Task to carry out »
Restate the entire listing word for word.
━━━━━━
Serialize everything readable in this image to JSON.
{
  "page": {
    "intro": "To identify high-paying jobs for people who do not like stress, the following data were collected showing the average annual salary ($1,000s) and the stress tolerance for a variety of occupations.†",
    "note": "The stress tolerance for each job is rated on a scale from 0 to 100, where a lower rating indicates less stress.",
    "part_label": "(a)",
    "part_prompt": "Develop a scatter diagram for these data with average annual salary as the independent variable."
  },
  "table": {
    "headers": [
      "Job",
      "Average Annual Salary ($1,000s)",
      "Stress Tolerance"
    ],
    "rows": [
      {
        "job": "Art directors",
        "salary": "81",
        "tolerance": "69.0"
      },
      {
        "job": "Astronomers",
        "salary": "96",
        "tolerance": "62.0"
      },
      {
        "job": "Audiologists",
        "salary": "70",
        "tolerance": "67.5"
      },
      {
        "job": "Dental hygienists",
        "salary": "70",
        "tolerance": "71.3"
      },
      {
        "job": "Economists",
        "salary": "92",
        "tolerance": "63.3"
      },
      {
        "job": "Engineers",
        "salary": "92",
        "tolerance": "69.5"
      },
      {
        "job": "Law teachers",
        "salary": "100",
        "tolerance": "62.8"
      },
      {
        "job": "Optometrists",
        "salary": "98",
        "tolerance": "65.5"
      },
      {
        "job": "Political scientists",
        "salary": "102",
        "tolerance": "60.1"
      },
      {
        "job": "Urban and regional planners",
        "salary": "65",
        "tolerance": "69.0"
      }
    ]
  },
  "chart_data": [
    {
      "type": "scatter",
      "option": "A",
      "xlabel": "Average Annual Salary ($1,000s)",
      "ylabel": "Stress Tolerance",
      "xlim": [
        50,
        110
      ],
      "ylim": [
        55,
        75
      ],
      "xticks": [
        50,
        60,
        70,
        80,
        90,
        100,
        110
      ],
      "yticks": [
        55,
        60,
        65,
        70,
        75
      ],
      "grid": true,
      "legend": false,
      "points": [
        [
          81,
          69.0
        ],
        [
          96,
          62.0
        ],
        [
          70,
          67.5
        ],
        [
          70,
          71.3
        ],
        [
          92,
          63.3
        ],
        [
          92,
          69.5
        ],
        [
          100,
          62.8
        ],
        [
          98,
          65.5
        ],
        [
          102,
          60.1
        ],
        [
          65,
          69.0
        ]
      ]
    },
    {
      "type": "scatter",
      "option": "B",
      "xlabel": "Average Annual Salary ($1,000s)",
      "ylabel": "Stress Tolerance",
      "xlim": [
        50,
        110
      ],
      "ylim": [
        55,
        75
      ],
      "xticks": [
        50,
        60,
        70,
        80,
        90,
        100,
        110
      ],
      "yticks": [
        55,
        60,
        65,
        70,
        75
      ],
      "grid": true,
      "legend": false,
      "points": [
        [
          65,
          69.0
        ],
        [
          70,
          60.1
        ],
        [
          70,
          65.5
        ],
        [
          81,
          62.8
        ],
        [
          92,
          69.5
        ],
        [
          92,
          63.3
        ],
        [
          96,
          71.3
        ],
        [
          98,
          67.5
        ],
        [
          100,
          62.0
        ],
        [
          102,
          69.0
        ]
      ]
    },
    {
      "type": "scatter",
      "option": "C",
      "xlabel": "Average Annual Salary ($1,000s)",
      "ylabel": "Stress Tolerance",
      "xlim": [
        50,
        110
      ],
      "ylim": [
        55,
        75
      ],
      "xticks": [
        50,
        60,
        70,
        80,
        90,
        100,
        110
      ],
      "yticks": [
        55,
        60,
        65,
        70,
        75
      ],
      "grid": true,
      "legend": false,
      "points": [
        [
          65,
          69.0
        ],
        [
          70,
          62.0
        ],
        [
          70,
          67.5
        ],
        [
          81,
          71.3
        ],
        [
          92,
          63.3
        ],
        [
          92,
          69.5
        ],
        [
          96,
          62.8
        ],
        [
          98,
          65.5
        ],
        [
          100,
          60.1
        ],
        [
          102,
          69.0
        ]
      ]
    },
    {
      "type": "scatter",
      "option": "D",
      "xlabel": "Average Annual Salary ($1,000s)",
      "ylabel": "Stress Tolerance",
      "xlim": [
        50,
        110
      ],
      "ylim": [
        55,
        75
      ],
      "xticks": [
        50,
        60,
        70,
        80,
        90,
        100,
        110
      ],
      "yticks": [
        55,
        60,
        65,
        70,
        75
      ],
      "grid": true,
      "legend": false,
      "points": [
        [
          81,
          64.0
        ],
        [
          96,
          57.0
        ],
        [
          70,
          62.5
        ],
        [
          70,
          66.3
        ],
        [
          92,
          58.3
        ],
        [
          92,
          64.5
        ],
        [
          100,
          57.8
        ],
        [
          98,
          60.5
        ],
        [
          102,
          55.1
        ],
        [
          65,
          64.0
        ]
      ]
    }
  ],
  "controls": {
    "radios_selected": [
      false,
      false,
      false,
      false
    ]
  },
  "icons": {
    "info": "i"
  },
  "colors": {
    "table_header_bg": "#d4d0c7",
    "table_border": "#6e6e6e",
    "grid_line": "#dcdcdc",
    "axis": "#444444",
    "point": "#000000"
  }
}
━━━━━━
Solution to the exercise »
Serialize everything readable in this image to JSON.
{
  "page": {
    "intro": "To identify high-paying jobs for people who do not like stress, the following data were collected showing the average annual salary ($1,000s) and the stress tolerance for a variety of occupations.†",
    "note": "The stress tolerance for each job is rated on a scale from 0 to 100, where a lower rating indicates less stress.",
    "part_label": "(a)",
    "part_prompt": "Develop a scatter diagram for these data with average annual salary as the independent variable."
  },
  "table": {
    "headers": [
      "Job",
      "Average Annual Salary ($1,000s)",
      "Stress Tolerance"
    ],
    "rows": [
      {
        "job": "Art directors",
        "salary": "81",
        "tolerance": "69.0"
      },
      {
        "job": "Astronomers",
        "salary": "96",
        "tolerance": "62.0"
      },
      {
        "job": "Audiologists",
        "salary": "70",
        "tolerance": "67.5"
      },
      {
        "job": "Dental hygienists",
        "salary": "70",
        "tolerance": "71.3"
      },
      {
        "job": "Economists",
        "salary": "92",
        "tolerance": "63.3"
      },
      {
        "job": "Engineers",
        "salary": "92",
        "tolerance": "69.5"
      },
      {
        "job": "Law teachers",
        "salary": "100",
        "tolerance": "62.8"
      },
      {
        "job": "Optometrists",
        "salary": "98",
        "tolerance": "65.5"
      },
      {
        "job": "Political scientists",
        "salary": "102",
        "tolerance": "60.1"
      },
      {
        "job": "Urban and regional planners",
        "salary": "65",
        "tolerance": "69.0"
      }
    ]
  },
  "chart_data": [
    {
      "type": "scatter",
      "option": "A",
      "xlabel": "Average Annual Salary ($1,000s)",
      "ylabel": "Stress Tolerance",
      "xlim": [
        50,
        110
      ],
      "ylim": [
        55,
        75
      ],
      "xticks": [
        50,
        60,
        70,
        80,
        90,
        100,
        110
      ],
      "yticks": [
        55,
        60,
        65,
        70,
        75
      ],
      "grid": true,
      "legend": false,
      "points": [
        [
          81,
          69.0
        ],
        [
          96,
          62.0
        ],
        [
          70,
          67.5
        ],
        [
          70,
          71.3
        ],
        [
          92,
          63.3
        ],
        [
          92,
          69.5
        ],
        [
          100,
          62.8
        ],
        [
          98,
          65.5
        ],
        [
          102,
          60.1
        ],
        [
          65,
          69.0
        ]
      ]
    },
    {
      "type": "scatter",
      "option": "B",
      "xlabel": "Average Annual Salary ($1,000s)",
      "ylabel": "Stress Tolerance",
      "xlim": [
        50,
        110
      ],
      "ylim": [
        55,
        75
      ],
      "xticks": [
        50,
        60,
        70,
        80,
        90,
        100,
        110
      ],
      "yticks": [
        55,
        60,
        65,
        70,
        75
      ],
      "grid": true,
      "legend": false,
      "points": [
        [
          65,
          69.0
        ],
        [
          70,
          60.1
        ],
        [
          70,
          65.5
        ],
        [
          81,
          62.8
        ],
        [
          92,
          69.5
        ],
        [
          92,
          63.3
        ],
        [
          96,
          71.3
        ],
        [
          98,
          67.5
        ],
        [
          100,
          62.0
        ],
        [
          102,
          69.0
        ]
      ]
    },
    {
      "type": "scatter",
      "option": "C",
      "xlabel": "Average Annual Salary ($1,000s)",
      "ylabel": "Stress Tolerance",
      "xlim": [
        50,
        110
      ],
      "ylim": [
        55,
        75
      ],
      "xticks": [
        50,
        60,
        70,
        80,
        90,
        100,
        110
      ],
      "yticks": [
        55,
        60,
        65,
        70,
        75
      ],
      "grid": true,
      "legend": false,
      "points": [
        [
          65,
          69.0
        ],
        [
          70,
          62.0
        ],
        [
          70,
          67.5
        ],
        [
          81,
          71.3
        ],
        [
          92,
          63.3
        ],
        [
          92,
          69.5
        ],
        [
          96,
          62.8
        ],
        [
          98,
          65.5
        ],
        [
          100,
          60.1
        ],
        [
          102,
          69.0
        ]
      ]
    },
    {
      "type": "scatter",
      "option": "D",
      "xlabel": "Average Annual Salary ($1,000s)",
      "ylabel": "Stress Tolerance",
      "xlim": [
        50,
        110
      ],
      "ylim": [
        55,
        75
      ],
      "xticks": [
        50,
        60,
        70,
        80,
        90,
        100,
        110
      ],
      "yticks": [
        55,
        60,
        65,
        70,
        75
      ],
      "grid": true,
      "legend": false,
      "points": [
        [
          81,
          64.0
        ],
        [
          96,
          57.0
        ],
        [
          70,
          62.5
        ],
        [
          70,
          66.3
        ],
        [
          92,
          58.3
        ],
        [
          92,
          64.5
        ],
        [
          100,
          57.8
        ],
        [
          98,
          60.5
        ],
        [
          102,
          55.1
        ],
        [
          65,
          64.0
        ]
      ]
    }
  ],
  "controls": {
    "radios_selected": [
      false,
      false,
      false,
      false
    ]
  },
  "icons": {
    "info": "i"
  },
  "colors": {
    "table_header_bg": "#d4d0c7",
    "table_border": "#6e6e6e",
    "grid_line": "#dcdcdc",
    "axis": "#444444",
    "point": "#000000"
  }
}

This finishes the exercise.